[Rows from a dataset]
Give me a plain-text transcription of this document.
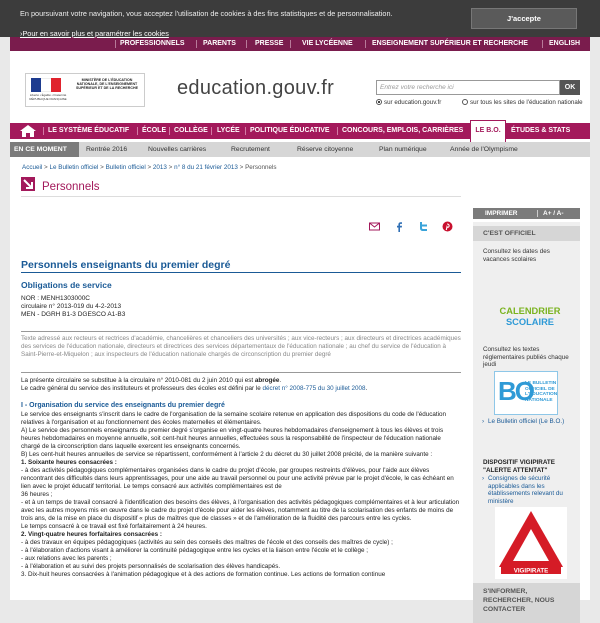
En poursuivant votre navigation, vous acceptez l'utilisation de cookies à des fins statistiques et de personnalisation.
› Pour en savoir plus et paramétrer les cookies
J'accepte
PROFESSIONNELS	PARENTS	PRESSE	VIE LYCÉENNE	ENSEIGNEMENT SUPÉRIEUR ET RECHERCHE	ENGLISH
Liberté • Égalité • Fraternité RÉPUBLIQUE FRANÇAISE
MINISTÈRE DE L'ÉDUCATION NATIONALE, DE L'ENSEIGNEMENT SUPÉRIEUR ET DE LA RECHERCHE education.gouv.fr	Entrez votre recherche ici	OK
sur education.gouv.fr	sur tous les sites de l'éducation nationale
LE SYSTÈME ÉDUCATIF ÉCOLE COLLÈGE LYCÉE POLITIQUE ÉDUCATIVE CONCOURS, EMPLOIS, CARRIÈRES	ÉTUDES & STATS
LE B.O.
EN CE MOMENT	Rentrée 2016	Nouvelles carrières	Recrutement	Réserve citoyenne	Plan numérique	Année de l'Olympisme
Accueil > Le Bulletin officiel > Bulletin officiel > 2013 > n° 8 du 21 février 2013 > Personnels
Personnels
Personnels enseignants du premier degré
Obligations de service
NOR : MENH1303000C
circulaire n° 2013-019 du 4-2-2013
MEN - DGRH B1-3 DGESCO A1-B3
Texte adressé aux recteurs et rectrices d'académie, chancelières et chanceliers des universités ; aux vice-recteurs ; aux directeurs et directrices académiques des services de l'éducation nationale, directeurs et directrices des services départementaux de l'éducation nationale ; au chef du service de l'éducation à Saint-Pierre-et-Miquelon ; aux inspecteurs de l'éducation nationale chargés de circonscription du premier degré
La présente circulaire se substitue à la circulaire n° 2010-081 du 2 juin 2010 qui est abrogée.
Le cadre général du service des instituteurs et professeurs des écoles est défini par le décret n° 2008-775 du 30 juillet 2008.
I - Organisation du service des enseignants du premier degré
Le service des enseignants s'inscrit dans le cadre de l'organisation de la semaine scolaire retenue en application des dispositions du code de l'éducation relatives à l'organisation et au fonctionnement des écoles maternelles et élémentaires.
A) Le service des personnels enseignants du premier degré s'organise en vingt-quatre heures hebdomadaires d'enseignement à tous les élèves et trois heures hebdomadaires en moyenne annuelle, soit cent-huit heures annuelles, effectuées sous la responsabilité de l'inspecteur de l'éducation nationale chargé de la circonscription dans laquelle exercent les enseignants concernés.
B) Les cent-huit heures annuelles de service se répartissent, conformément à l'article 2 du décret du 30 juillet 2008 précité, de la manière suivante :
1. Soixante heures consacrées :
- à des activités pédagogiques complémentaires organisées dans le cadre du projet d'école, par groupes restreints d'élèves, pour l'aide aux élèves rencontrant des difficultés dans leurs apprentissages, pour une aide au travail personnel ou pour une activité prévue par le projet d'école, le cas échéant en lien avec le projet éducatif territorial. Le temps consacré aux activités complémentaires est de
36 heures ;
- et à un temps de travail consacré à l'identification des besoins des élèves, à l'organisation des activités pédagogiques complémentaires et à leur articulation avec les autres moyens mis en œuvre dans le cadre du projet d'école pour aider les élèves, notamment au titre de la scolarisation des enfants de moins de trois ans, de la mise en place du dispositif « plus de maîtres que de classes » et de l'amélioration de la fluidité des parcours entre les cycles.
Le temps consacré à ce travail est fixé forfaitairement à 24 heures.
2. Vingt-quatre heures forfaitaires consacrées :
- à des travaux en équipes pédagogiques (activités au sein des conseils des maîtres de l'école et des conseils des maîtres de cycle) ;
- à l'élaboration d'actions visant à améliorer la continuité pédagogique entre les cycles et la liaison entre l'école et le collège ;
- aux relations avec les parents ;
- à l'élaboration et au suivi des projets personnalisés de scolarisation des élèves handicapés.
3. Dix-huit heures consacrées à l'animation pédagogique et à des actions de formation continue. Les actions de formation continue
IMPRIMER	A+ / A-
C'EST OFFICIEL
Consultez les dates des vacances scolaires
CALENDRIER
SCOLAIRE
Consultez les textes réglementaires publiés chaque jeudi
BO
LE BULLETIN OFFICIEL DE L'ÉDUCATION NATIONALE
› Le Bulletin officiel (Le B.O.)
DISPOSITIF VIGIPIRATE "ALERTE ATTENTAT"
› Consignes de sécurité applicables dans les établissements relevant du ministère
VIGIPIRATE
S'INFORMER, RECHERCHER, NOUS CONTACTER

- WHAT THE TASK ASKS -
Copy every record above exactly, leaving out any pictures.

- WRITTEN SOLUTION -
Give me a plain-text transcription of this document.
En poursuivant votre navigation, vous acceptez l'utilisation de cookies à des fins statistiques et de personnalisation.
› Pour en savoir plus et paramétrer les cookies
J'accepte
PROFESSIONNELS	PARENTS	PRESSE	VIE LYCÉENNE	ENSEIGNEMENT SUPÉRIEUR ET RECHERCHE	ENGLISH
Liberté • Égalité • Fraternité RÉPUBLIQUE FRANÇAISE
MINISTÈRE DE L'ÉDUCATION NATIONALE, DE L'ENSEIGNEMENT SUPÉRIEUR ET DE LA RECHERCHE education.gouv.fr	Entrez votre recherche ici	OK
sur education.gouv.fr	sur tous les sites de l'éducation nationale
LE SYSTÈME ÉDUCATIF ÉCOLE COLLÈGE LYCÉE POLITIQUE ÉDUCATIVE CONCOURS, EMPLOIS, CARRIÈRES	ÉTUDES & STATS
LE B.O.
EN CE MOMENT	Rentrée 2016	Nouvelles carrières	Recrutement	Réserve citoyenne	Plan numérique	Année de l'Olympisme
Accueil > Le Bulletin officiel > Bulletin officiel > 2013 > n° 8 du 21 février 2013 > Personnels
Personnels
Personnels enseignants du premier degré
Obligations de service
NOR : MENH1303000C
circulaire n° 2013-019 du 4-2-2013
MEN - DGRH B1-3 DGESCO A1-B3
Texte adressé aux recteurs et rectrices d'académie, chancelières et chanceliers des universités ; aux vice-recteurs ; aux directeurs et directrices académiques des services de l'éducation nationale, directeurs et directrices des services départementaux de l'éducation nationale ; au chef du service de l'éducation à Saint-Pierre-et-Miquelon ; aux inspecteurs de l'éducation nationale chargés de circonscription du premier degré
La présente circulaire se substitue à la circulaire n° 2010-081 du 2 juin 2010 qui est abrogée.
Le cadre général du service des instituteurs et professeurs des écoles est défini par le décret n° 2008-775 du 30 juillet 2008.
I - Organisation du service des enseignants du premier degré
Le service des enseignants s'inscrit dans le cadre de l'organisation de la semaine scolaire retenue en application des dispositions du code de l'éducation relatives à l'organisation et au fonctionnement des écoles maternelles et élémentaires.
A) Le service des personnels enseignants du premier degré s'organise en vingt-quatre heures hebdomadaires d'enseignement à tous les élèves et trois heures hebdomadaires en moyenne annuelle, soit cent-huit heures annuelles, effectuées sous la responsabilité de l'inspecteur de l'éducation nationale chargé de la circonscription dans laquelle exercent les enseignants concernés.
B) Les cent-huit heures annuelles de service se répartissent, conformément à l'article 2 du décret du 30 juillet 2008 précité, de la manière suivante :
1. Soixante heures consacrées :
- à des activités pédagogiques complémentaires organisées dans le cadre du projet d'école, par groupes restreints d'élèves, pour l'aide aux élèves rencontrant des difficultés dans leurs apprentissages, pour une aide au travail personnel ou pour une activité prévue par le projet d'école, le cas échéant en lien avec le projet éducatif territorial. Le temps consacré aux activités complémentaires est de
36 heures ;
- et à un temps de travail consacré à l'identification des besoins des élèves, à l'organisation des activités pédagogiques complémentaires et à leur articulation avec les autres moyens mis en œuvre dans le cadre du projet d'école pour aider les élèves, notamment au titre de la scolarisation des enfants de moins de trois ans, de la mise en place du dispositif « plus de maîtres que de classes » et de l'amélioration de la fluidité des parcours entre les cycles.
Le temps consacré à ce travail est fixé forfaitairement à 24 heures.
2. Vingt-quatre heures forfaitaires consacrées :
- à des travaux en équipes pédagogiques (activités au sein des conseils des maîtres de l'école et des conseils des maîtres de cycle) ;
- à l'élaboration d'actions visant à améliorer la continuité pédagogique entre les cycles et la liaison entre l'école et le collège ;
- aux relations avec les parents ;
- à l'élaboration et au suivi des projets personnalisés de scolarisation des élèves handicapés.
3. Dix-huit heures consacrées à l'animation pédagogique et à des actions de formation continue. Les actions de formation continue
IMPRIMER	A+ / A-
C'EST OFFICIEL
Consultez les dates des vacances scolaires
CALENDRIER
SCOLAIRE
Consultez les textes réglementaires publiés chaque jeudi
BO
LE BULLETIN OFFICIEL DE L'ÉDUCATION NATIONALE
› Le Bulletin officiel (Le B.O.)
DISPOSITIF VIGIPIRATE "ALERTE ATTENTAT"
› Consignes de sécurité applicables dans les établissements relevant du ministère
VIGIPIRATE
S'INFORMER, RECHERCHER, NOUS CONTACTER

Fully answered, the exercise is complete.